## begin Source data

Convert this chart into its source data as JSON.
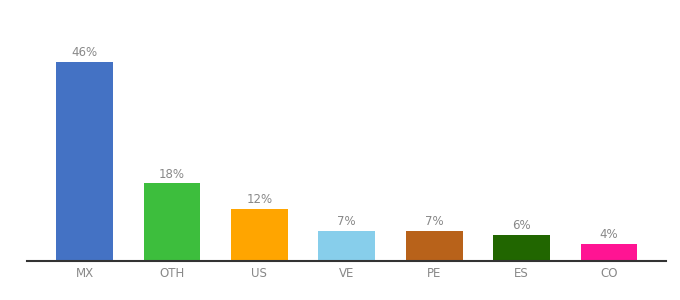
{
  "categories": [
    "MX",
    "OTH",
    "US",
    "VE",
    "PE",
    "ES",
    "CO"
  ],
  "values": [
    46,
    18,
    12,
    7,
    7,
    6,
    4
  ],
  "bar_colors": [
    "#4472C4",
    "#3DBE3D",
    "#FFA500",
    "#87CEEB",
    "#B8621A",
    "#216600",
    "#FF1493"
  ],
  "label_fontsize": 8.5,
  "tick_fontsize": 8.5,
  "ylim": [
    0,
    52
  ],
  "bar_width": 0.65,
  "background_color": "#ffffff",
  "label_color": "#888888",
  "tick_color": "#888888"
}
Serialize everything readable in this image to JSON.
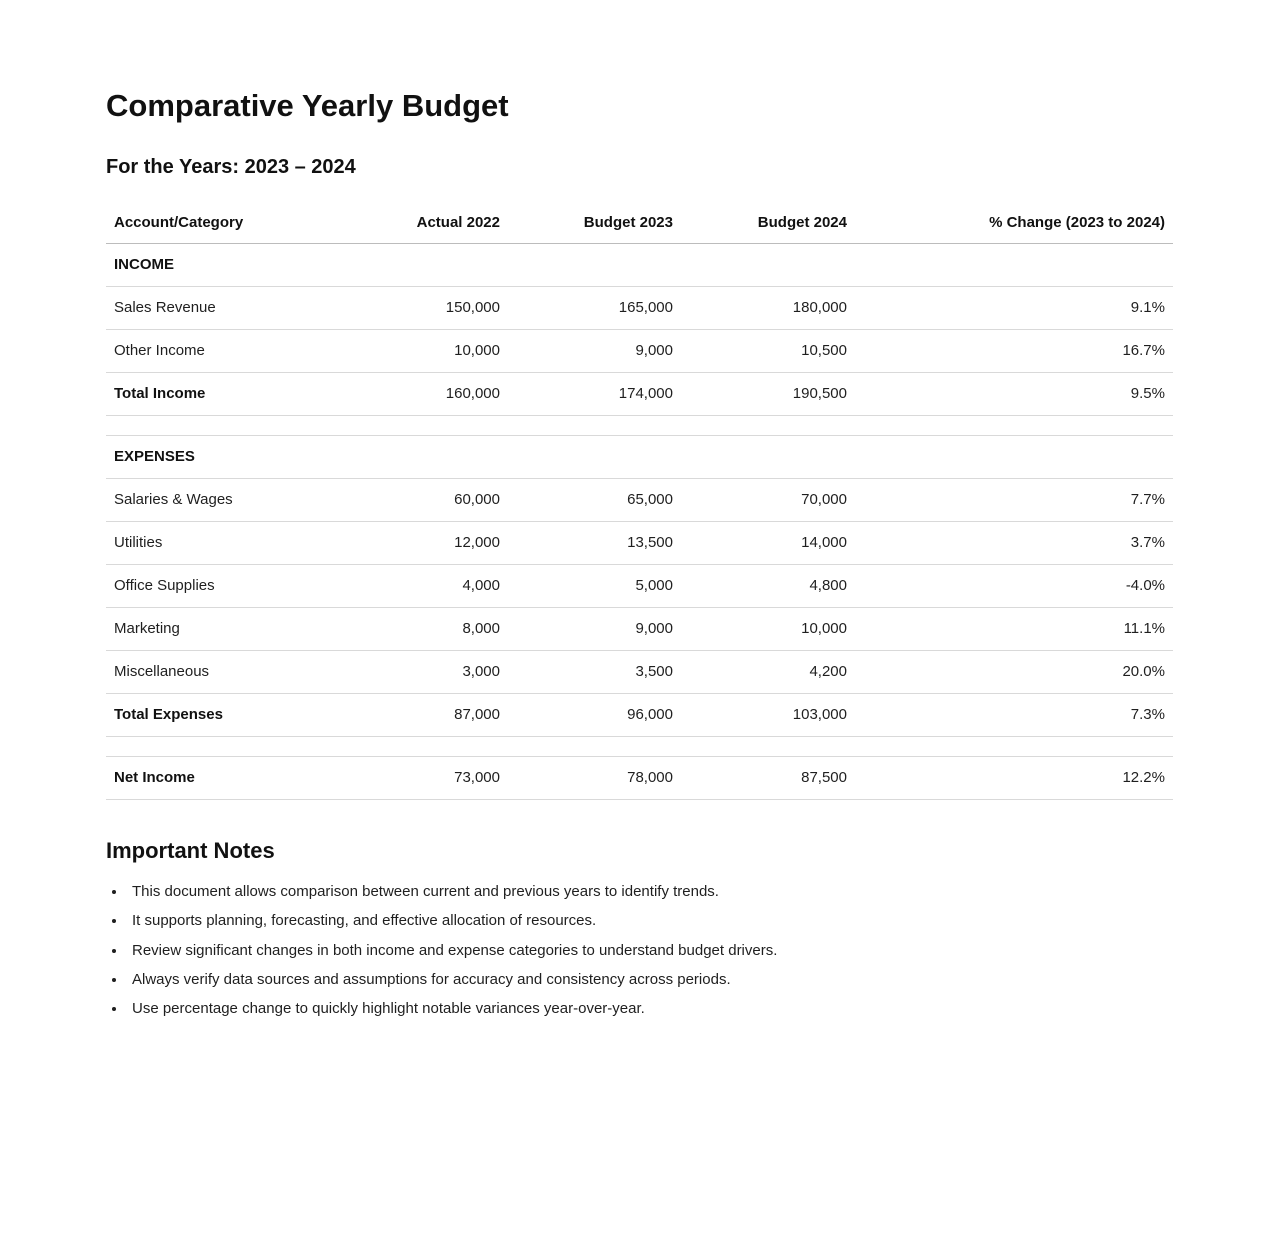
{
  "document": {
    "title": "Comparative Yearly Budget",
    "subtitle": "For the Years: 2023 – 2024"
  },
  "table": {
    "columns": [
      "Account/Category",
      "Actual 2022",
      "Budget 2023",
      "Budget 2024",
      "% Change (2023 to 2024)"
    ],
    "rows": [
      {
        "type": "section",
        "label": "INCOME",
        "values": [
          "",
          "",
          "",
          ""
        ]
      },
      {
        "type": "data",
        "label": "Sales Revenue",
        "values": [
          "150,000",
          "165,000",
          "180,000",
          "9.1%"
        ]
      },
      {
        "type": "data",
        "label": "Other Income",
        "values": [
          "10,000",
          "9,000",
          "10,500",
          "16.7%"
        ]
      },
      {
        "type": "total",
        "label": "Total Income",
        "values": [
          "160,000",
          "174,000",
          "190,500",
          "9.5%"
        ]
      },
      {
        "type": "spacer"
      },
      {
        "type": "section",
        "label": "EXPENSES",
        "values": [
          "",
          "",
          "",
          ""
        ]
      },
      {
        "type": "data",
        "label": "Salaries & Wages",
        "values": [
          "60,000",
          "65,000",
          "70,000",
          "7.7%"
        ]
      },
      {
        "type": "data",
        "label": "Utilities",
        "values": [
          "12,000",
          "13,500",
          "14,000",
          "3.7%"
        ]
      },
      {
        "type": "data",
        "label": "Office Supplies",
        "values": [
          "4,000",
          "5,000",
          "4,800",
          "-4.0%"
        ]
      },
      {
        "type": "data",
        "label": "Marketing",
        "values": [
          "8,000",
          "9,000",
          "10,000",
          "11.1%"
        ]
      },
      {
        "type": "data",
        "label": "Miscellaneous",
        "values": [
          "3,000",
          "3,500",
          "4,200",
          "20.0%"
        ]
      },
      {
        "type": "total",
        "label": "Total Expenses",
        "values": [
          "87,000",
          "96,000",
          "103,000",
          "7.3%"
        ]
      },
      {
        "type": "spacer"
      },
      {
        "type": "total",
        "label": "Net Income",
        "values": [
          "73,000",
          "78,000",
          "87,500",
          "12.2%"
        ]
      }
    ]
  },
  "notes": {
    "title": "Important Notes",
    "items": [
      "This document allows comparison between current and previous years to identify trends.",
      "It supports planning, forecasting, and effective allocation of resources.",
      "Review significant changes in both income and expense categories to understand budget drivers.",
      "Always verify data sources and assumptions for accuracy and consistency across periods.",
      "Use percentage change to quickly highlight notable variances year-over-year."
    ]
  }
}
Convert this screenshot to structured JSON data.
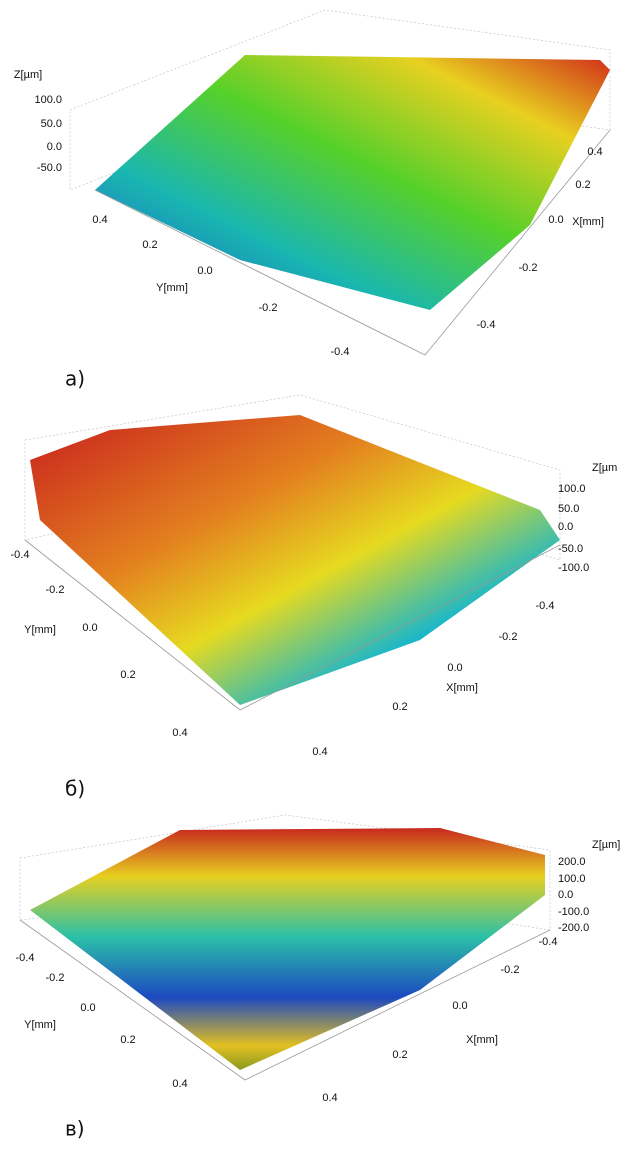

## end Source data

Aim
Leave the pictures out and copy the rest of the data exactly.

Complete answer
Convert this chart into its source data as JSON.
{
  "categories": [
    "MX",
    "OTH",
    "US",
    "VE",
    "PE",
    "ES",
    "CO"
  ],
  "values": [
    46,
    18,
    12,
    7,
    7,
    6,
    4
  ],
  "bar_colors": [
    "#4472C4",
    "#3DBE3D",
    "#FFA500",
    "#87CEEB",
    "#B8621A",
    "#216600",
    "#FF1493"
  ],
  "label_fontsize": 8.5,
  "tick_fontsize": 8.5,
  "ylim": [
    0,
    52
  ],
  "bar_width": 0.65,
  "background_color": "#ffffff",
  "label_color": "#888888",
  "tick_color": "#888888"
}
Serialize everything readable in this image to JSON.
{
  "document": {
    "title": "Comparative Yearly Budget",
    "subtitle": "For the Years: 2023 – 2024"
  },
  "table": {
    "columns": [
      "Account/Category",
      "Actual 2022",
      "Budget 2023",
      "Budget 2024",
      "% Change (2023 to 2024)"
    ],
    "rows": [
      {
        "type": "section",
        "label": "INCOME",
        "values": [
          "",
          "",
          "",
          ""
        ]
      },
      {
        "type": "data",
        "label": "Sales Revenue",
        "values": [
          "150,000",
          "165,000",
          "180,000",
          "9.1%"
        ]
      },
      {
        "type": "data",
        "label": "Other Income",
        "values": [
          "10,000",
          "9,000",
          "10,500",
          "16.7%"
        ]
      },
      {
        "type": "total",
        "label": "Total Income",
        "values": [
          "160,000",
          "174,000",
          "190,500",
          "9.5%"
        ]
      },
      {
        "type": "spacer"
      },
      {
        "type": "section",
        "label": "EXPENSES",
        "values": [
          "",
          "",
          "",
          ""
        ]
      },
      {
        "type": "data",
        "label": "Salaries & Wages",
        "values": [
          "60,000",
          "65,000",
          "70,000",
          "7.7%"
        ]
      },
      {
        "type": "data",
        "label": "Utilities",
        "values": [
          "12,000",
          "13,500",
          "14,000",
          "3.7%"
        ]
      },
      {
        "type": "data",
        "label": "Office Supplies",
        "values": [
          "4,000",
          "5,000",
          "4,800",
          "-4.0%"
        ]
      },
      {
        "type": "data",
        "label": "Marketing",
        "values": [
          "8,000",
          "9,000",
          "10,000",
          "11.1%"
        ]
      },
      {
        "type": "data",
        "label": "Miscellaneous",
        "values": [
          "3,000",
          "3,500",
          "4,200",
          "20.0%"
        ]
      },
      {
        "type": "total",
        "label": "Total Expenses",
        "values": [
          "87,000",
          "96,000",
          "103,000",
          "7.3%"
        ]
      },
      {
        "type": "spacer"
      },
      {
        "type": "total",
        "label": "Net Income",
        "values": [
          "73,000",
          "78,000",
          "87,500",
          "12.2%"
        ]
      }
    ]
  },
  "notes": {
    "title": "Important Notes",
    "items": [
      "This document allows comparison between current and previous years to identify trends.",
      "It supports planning, forecasting, and effective allocation of resources.",
      "Review significant changes in both income and expense categories to understand budget drivers.",
      "Always verify data sources and assumptions for accuracy and consistency across periods.",
      "Use percentage change to quickly highlight notable variances year-over-year."
    ]
  }
}
Convert this screenshot to structured JSON data.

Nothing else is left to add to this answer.